[Data to process Boundary: Start]

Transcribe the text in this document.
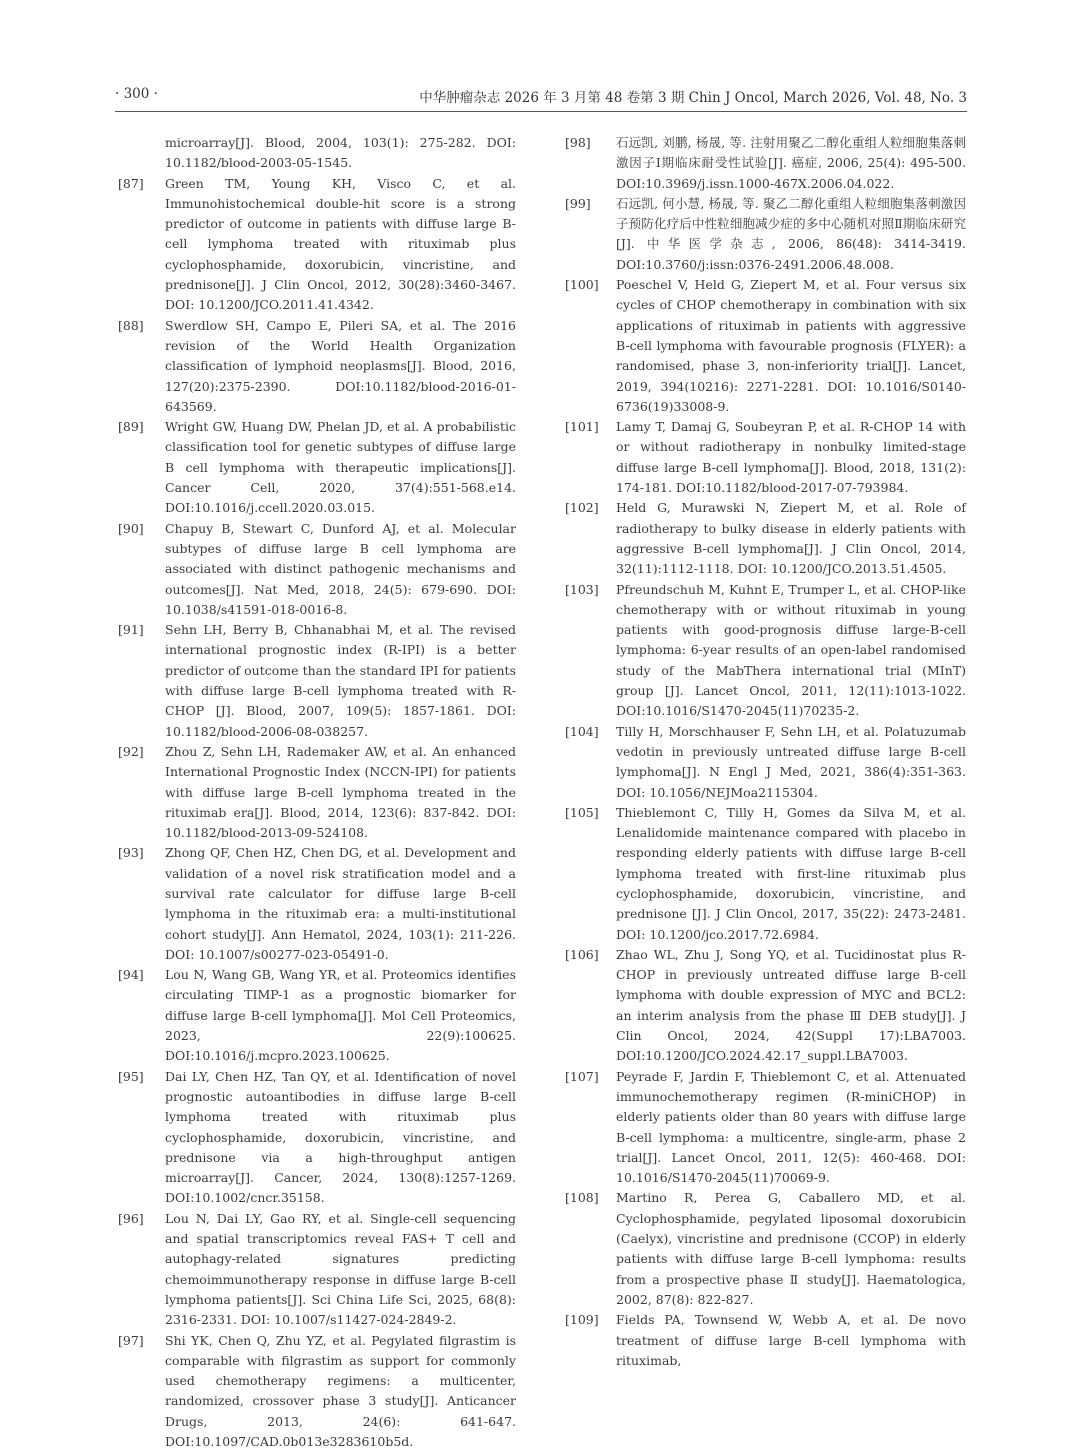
· 300 ·	中华肿瘤杂志 2026 年 3 月第 48 卷第 3 期 Chin J Oncol, March 2026, Vol. 48, No. 3
microarray[J]. Blood, 2004, 103(1): 275-282. DOI: 10.1182/blood-2003-05-1545.
[87] Green TM, Young KH, Visco C, et al. Immunohistochemical double-hit score is a strong predictor of outcome in patients with diffuse large B-cell lymphoma treated with rituximab plus cyclophosphamide, doxorubicin, vincristine, and prednisone[J]. J Clin Oncol, 2012, 30(28):3460-3467. DOI: 10.1200/JCO.2011.41.4342.
[88] Swerdlow SH, Campo E, Pileri SA, et al. The 2016 revision of the World Health Organization classification of lymphoid neoplasms[J]. Blood, 2016, 127(20):2375-2390. DOI:10.1182/blood-2016-01-643569.
[89] Wright GW, Huang DW, Phelan JD, et al. A probabilistic classification tool for genetic subtypes of diffuse large B cell lymphoma with therapeutic implications[J]. Cancer Cell, 2020, 37(4):551-568.e14. DOI:10.1016/j.ccell.2020.03.015.
[90] Chapuy B, Stewart C, Dunford AJ, et al. Molecular subtypes of diffuse large B cell lymphoma are associated with distinct pathogenic mechanisms and outcomes[J]. Nat Med, 2018, 24(5): 679-690. DOI: 10.1038/s41591-018-0016-8.
[91] Sehn LH, Berry B, Chhanabhai M, et al. The revised international prognostic index (R-IPI) is a better predictor of outcome than the standard IPI for patients with diffuse large B-cell lymphoma treated with R-CHOP [J]. Blood, 2007, 109(5): 1857-1861. DOI: 10.1182/blood-2006-08-038257.
[92] Zhou Z, Sehn LH, Rademaker AW, et al. An enhanced International Prognostic Index (NCCN-IPI) for patients with diffuse large B-cell lymphoma treated in the rituximab era[J]. Blood, 2014, 123(6): 837-842. DOI: 10.1182/blood-2013-09-524108.
[93] Zhong QF, Chen HZ, Chen DG, et al. Development and validation of a novel risk stratification model and a survival rate calculator for diffuse large B-cell lymphoma in the rituximab era: a multi-institutional cohort study[J]. Ann Hematol, 2024, 103(1): 211-226. DOI: 10.1007/s00277-023-05491-0.
[94] Lou N, Wang GB, Wang YR, et al. Proteomics identifies circulating TIMP-1 as a prognostic biomarker for diffuse large B-cell lymphoma[J]. Mol Cell Proteomics, 2023, 22(9):100625. DOI:10.1016/j.mcpro.2023.100625.
[95] Dai LY, Chen HZ, Tan QY, et al. Identification of novel prognostic autoantibodies in diffuse large B-cell lymphoma treated with rituximab plus cyclophosphamide, doxorubicin, vincristine, and prednisone via a high-throughput antigen microarray[J]. Cancer, 2024, 130(8):1257-1269. DOI:10.1002/cncr.35158.
[96] Lou N, Dai LY, Gao RY, et al. Single-cell sequencing and spatial transcriptomics reveal FAS+ T cell and autophagy-related signatures predicting chemoimmunotherapy response in diffuse large B-cell lymphoma patients[J]. Sci China Life Sci, 2025, 68(8): 2316-2331. DOI: 10.1007/s11427-024-2849-2.
[97] Shi YK, Chen Q, Zhu YZ, et al. Pegylated filgrastim is comparable with filgrastim as support for commonly used chemotherapy regimens: a multicenter, randomized, crossover phase 3 study[J]. Anticancer Drugs, 2013, 24(6): 641-647. DOI:10.1097/CAD.0b013e3283610b5d.
[98] 石远凯, 刘鹏, 杨晟, 等. 注射用聚乙二醇化重组人粒细胞集落刺激因子Ⅰ期临床耐受性试验[J]. 癌症, 2006, 25(4): 495-500. DOI:10.3969/j.issn.1000-467X.2006.04.022.
[99] 石远凯, 何小慧, 杨晟, 等. 聚乙二醇化重组人粒细胞集落刺激因子预防化疗后中性粒细胞减少症的多中心随机对照Ⅱ期临床研究[J]. 中华医学杂志, 2006, 86(48): 3414-3419. DOI:10.3760/j:issn:0376-2491.2006.48.008.
[100] Poeschel V, Held G, Ziepert M, et al. Four versus six cycles of CHOP chemotherapy in combination with six applications of rituximab in patients with aggressive B-cell lymphoma with favourable prognosis (FLYER): a randomised, phase 3, non-inferiority trial[J]. Lancet, 2019, 394(10216): 2271-2281. DOI: 10.1016/S0140-6736(19)33008-9.
[101] Lamy T, Damaj G, Soubeyran P, et al. R-CHOP 14 with or without radiotherapy in nonbulky limited-stage diffuse large B-cell lymphoma[J]. Blood, 2018, 131(2): 174-181. DOI:10.1182/blood-2017-07-793984.
[102] Held G, Murawski N, Ziepert M, et al. Role of radiotherapy to bulky disease in elderly patients with aggressive B-cell lymphoma[J]. J Clin Oncol, 2014, 32(11):1112-1118. DOI: 10.1200/JCO.2013.51.4505.
[103] Pfreundschuh M, Kuhnt E, Trumper L, et al. CHOP-like chemotherapy with or without rituximab in young patients with good-prognosis diffuse large-B-cell lymphoma: 6-year results of an open-label randomised study of the MabThera international trial (MInT) group [J]. Lancet Oncol, 2011, 12(11):1013-1022. DOI:10.1016/S1470-2045(11)70235-2.
[104] Tilly H, Morschhauser F, Sehn LH, et al. Polatuzumab vedotin in previously untreated diffuse large B-cell lymphoma[J]. N Engl J Med, 2021, 386(4):351-363. DOI: 10.1056/NEJMoa2115304.
[105] Thieblemont C, Tilly H, Gomes da Silva M, et al. Lenalidomide maintenance compared with placebo in responding elderly patients with diffuse large B-cell lymphoma treated with first-line rituximab plus cyclophosphamide, doxorubicin, vincristine, and prednisone [J]. J Clin Oncol, 2017, 35(22): 2473-2481. DOI: 10.1200/jco.2017.72.6984.
[106] Zhao WL, Zhu J, Song YQ, et al. Tucidinostat plus R-CHOP in previously untreated diffuse large B-cell lymphoma with double expression of MYC and BCL2: an interim analysis from the phase Ⅲ DEB study[J]. J Clin Oncol, 2024, 42(Suppl 17):LBA7003. DOI:10.1200/JCO.2024.42.17_suppl.LBA7003.
[107] Peyrade F, Jardin F, Thieblemont C, et al. Attenuated immunochemotherapy regimen (R-miniCHOP) in elderly patients older than 80 years with diffuse large B-cell lymphoma: a multicentre, single-arm, phase 2 trial[J]. Lancet Oncol, 2011, 12(5): 460-468. DOI: 10.1016/S1470-2045(11)70069-9.
[108] Martino R, Perea G, Caballero MD, et al. Cyclophosphamide, pegylated liposomal doxorubicin (Caelyx), vincristine and prednisone (CCOP) in elderly patients with diffuse large B-cell lymphoma: results from a prospective phase Ⅱ study[J]. Haematologica, 2002, 87(8): 822-827.
[109] Fields PA, Townsend W, Webb A, et al. De novo treatment of diffuse large B-cell lymphoma with rituximab,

[Data to process Boundary: End]

• _Problem to work on_
Retype each line above precisely, please. Skip anything that is a picture.

• _Task response_
Transcribe the text in this document.
· 300 ·	中华肿瘤杂志 2026 年 3 月第 48 卷第 3 期 Chin J Oncol, March 2026, Vol. 48, No. 3
microarray[J]. Blood, 2004, 103(1): 275-282. DOI: 10.1182/blood-2003-05-1545.
[87] Green TM, Young KH, Visco C, et al. Immunohistochemical double-hit score is a strong predictor of outcome in patients with diffuse large B-cell lymphoma treated with rituximab plus cyclophosphamide, doxorubicin, vincristine, and prednisone[J]. J Clin Oncol, 2012, 30(28):3460-3467. DOI: 10.1200/JCO.2011.41.4342.
[88] Swerdlow SH, Campo E, Pileri SA, et al. The 2016 revision of the World Health Organization classification of lymphoid neoplasms[J]. Blood, 2016, 127(20):2375-2390. DOI:10.1182/blood-2016-01-643569.
[89] Wright GW, Huang DW, Phelan JD, et al. A probabilistic classification tool for genetic subtypes of diffuse large B cell lymphoma with therapeutic implications[J]. Cancer Cell, 2020, 37(4):551-568.e14. DOI:10.1016/j.ccell.2020.03.015.
[90] Chapuy B, Stewart C, Dunford AJ, et al. Molecular subtypes of diffuse large B cell lymphoma are associated with distinct pathogenic mechanisms and outcomes[J]. Nat Med, 2018, 24(5): 679-690. DOI: 10.1038/s41591-018-0016-8.
[91] Sehn LH, Berry B, Chhanabhai M, et al. The revised international prognostic index (R-IPI) is a better predictor of outcome than the standard IPI for patients with diffuse large B-cell lymphoma treated with R-CHOP [J]. Blood, 2007, 109(5): 1857-1861. DOI: 10.1182/blood-2006-08-038257.
[92] Zhou Z, Sehn LH, Rademaker AW, et al. An enhanced International Prognostic Index (NCCN-IPI) for patients with diffuse large B-cell lymphoma treated in the rituximab era[J]. Blood, 2014, 123(6): 837-842. DOI: 10.1182/blood-2013-09-524108.
[93] Zhong QF, Chen HZ, Chen DG, et al. Development and validation of a novel risk stratification model and a survival rate calculator for diffuse large B-cell lymphoma in the rituximab era: a multi-institutional cohort study[J]. Ann Hematol, 2024, 103(1): 211-226. DOI: 10.1007/s00277-023-05491-0.
[94] Lou N, Wang GB, Wang YR, et al. Proteomics identifies circulating TIMP-1 as a prognostic biomarker for diffuse large B-cell lymphoma[J]. Mol Cell Proteomics, 2023, 22(9):100625. DOI:10.1016/j.mcpro.2023.100625.
[95] Dai LY, Chen HZ, Tan QY, et al. Identification of novel prognostic autoantibodies in diffuse large B-cell lymphoma treated with rituximab plus cyclophosphamide, doxorubicin, vincristine, and prednisone via a high-throughput antigen microarray[J]. Cancer, 2024, 130(8):1257-1269. DOI:10.1002/cncr.35158.
[96] Lou N, Dai LY, Gao RY, et al. Single-cell sequencing and spatial transcriptomics reveal FAS+ T cell and autophagy-related signatures predicting chemoimmunotherapy response in diffuse large B-cell lymphoma patients[J]. Sci China Life Sci, 2025, 68(8): 2316-2331. DOI: 10.1007/s11427-024-2849-2.
[97] Shi YK, Chen Q, Zhu YZ, et al. Pegylated filgrastim is comparable with filgrastim as support for commonly used chemotherapy regimens: a multicenter, randomized, crossover phase 3 study[J]. Anticancer Drugs, 2013, 24(6): 641-647. DOI:10.1097/CAD.0b013e3283610b5d.
[98] 石远凯, 刘鹏, 杨晟, 等. 注射用聚乙二醇化重组人粒细胞集落刺激因子Ⅰ期临床耐受性试验[J]. 癌症, 2006, 25(4): 495-500. DOI:10.3969/j.issn.1000-467X.2006.04.022.
[99] 石远凯, 何小慧, 杨晟, 等. 聚乙二醇化重组人粒细胞集落刺激因子预防化疗后中性粒细胞减少症的多中心随机对照Ⅱ期临床研究[J]. 中华医学杂志, 2006, 86(48): 3414-3419. DOI:10.3760/j:issn:0376-2491.2006.48.008.
[100] Poeschel V, Held G, Ziepert M, et al. Four versus six cycles of CHOP chemotherapy in combination with six applications of rituximab in patients with aggressive B-cell lymphoma with favourable prognosis (FLYER): a randomised, phase 3, non-inferiority trial[J]. Lancet, 2019, 394(10216): 2271-2281. DOI: 10.1016/S0140-6736(19)33008-9.
[101] Lamy T, Damaj G, Soubeyran P, et al. R-CHOP 14 with or without radiotherapy in nonbulky limited-stage diffuse large B-cell lymphoma[J]. Blood, 2018, 131(2): 174-181. DOI:10.1182/blood-2017-07-793984.
[102] Held G, Murawski N, Ziepert M, et al. Role of radiotherapy to bulky disease in elderly patients with aggressive B-cell lymphoma[J]. J Clin Oncol, 2014, 32(11):1112-1118. DOI: 10.1200/JCO.2013.51.4505.
[103] Pfreundschuh M, Kuhnt E, Trumper L, et al. CHOP-like chemotherapy with or without rituximab in young patients with good-prognosis diffuse large-B-cell lymphoma: 6-year results of an open-label randomised study of the MabThera international trial (MInT) group [J]. Lancet Oncol, 2011, 12(11):1013-1022. DOI:10.1016/S1470-2045(11)70235-2.
[104] Tilly H, Morschhauser F, Sehn LH, et al. Polatuzumab vedotin in previously untreated diffuse large B-cell lymphoma[J]. N Engl J Med, 2021, 386(4):351-363. DOI: 10.1056/NEJMoa2115304.
[105] Thieblemont C, Tilly H, Gomes da Silva M, et al. Lenalidomide maintenance compared with placebo in responding elderly patients with diffuse large B-cell lymphoma treated with first-line rituximab plus cyclophosphamide, doxorubicin, vincristine, and prednisone [J]. J Clin Oncol, 2017, 35(22): 2473-2481. DOI: 10.1200/jco.2017.72.6984.
[106] Zhao WL, Zhu J, Song YQ, et al. Tucidinostat plus R-CHOP in previously untreated diffuse large B-cell lymphoma with double expression of MYC and BCL2: an interim analysis from the phase Ⅲ DEB study[J]. J Clin Oncol, 2024, 42(Suppl 17):LBA7003. DOI:10.1200/JCO.2024.42.17_suppl.LBA7003.
[107] Peyrade F, Jardin F, Thieblemont C, et al. Attenuated immunochemotherapy regimen (R-miniCHOP) in elderly patients older than 80 years with diffuse large B-cell lymphoma: a multicentre, single-arm, phase 2 trial[J]. Lancet Oncol, 2011, 12(5): 460-468. DOI: 10.1016/S1470-2045(11)70069-9.
[108] Martino R, Perea G, Caballero MD, et al. Cyclophosphamide, pegylated liposomal doxorubicin (Caelyx), vincristine and prednisone (CCOP) in elderly patients with diffuse large B-cell lymphoma: results from a prospective phase Ⅱ study[J]. Haematologica, 2002, 87(8): 822-827.
[109] Fields PA, Townsend W, Webb A, et al. De novo treatment of diffuse large B-cell lymphoma with rituximab,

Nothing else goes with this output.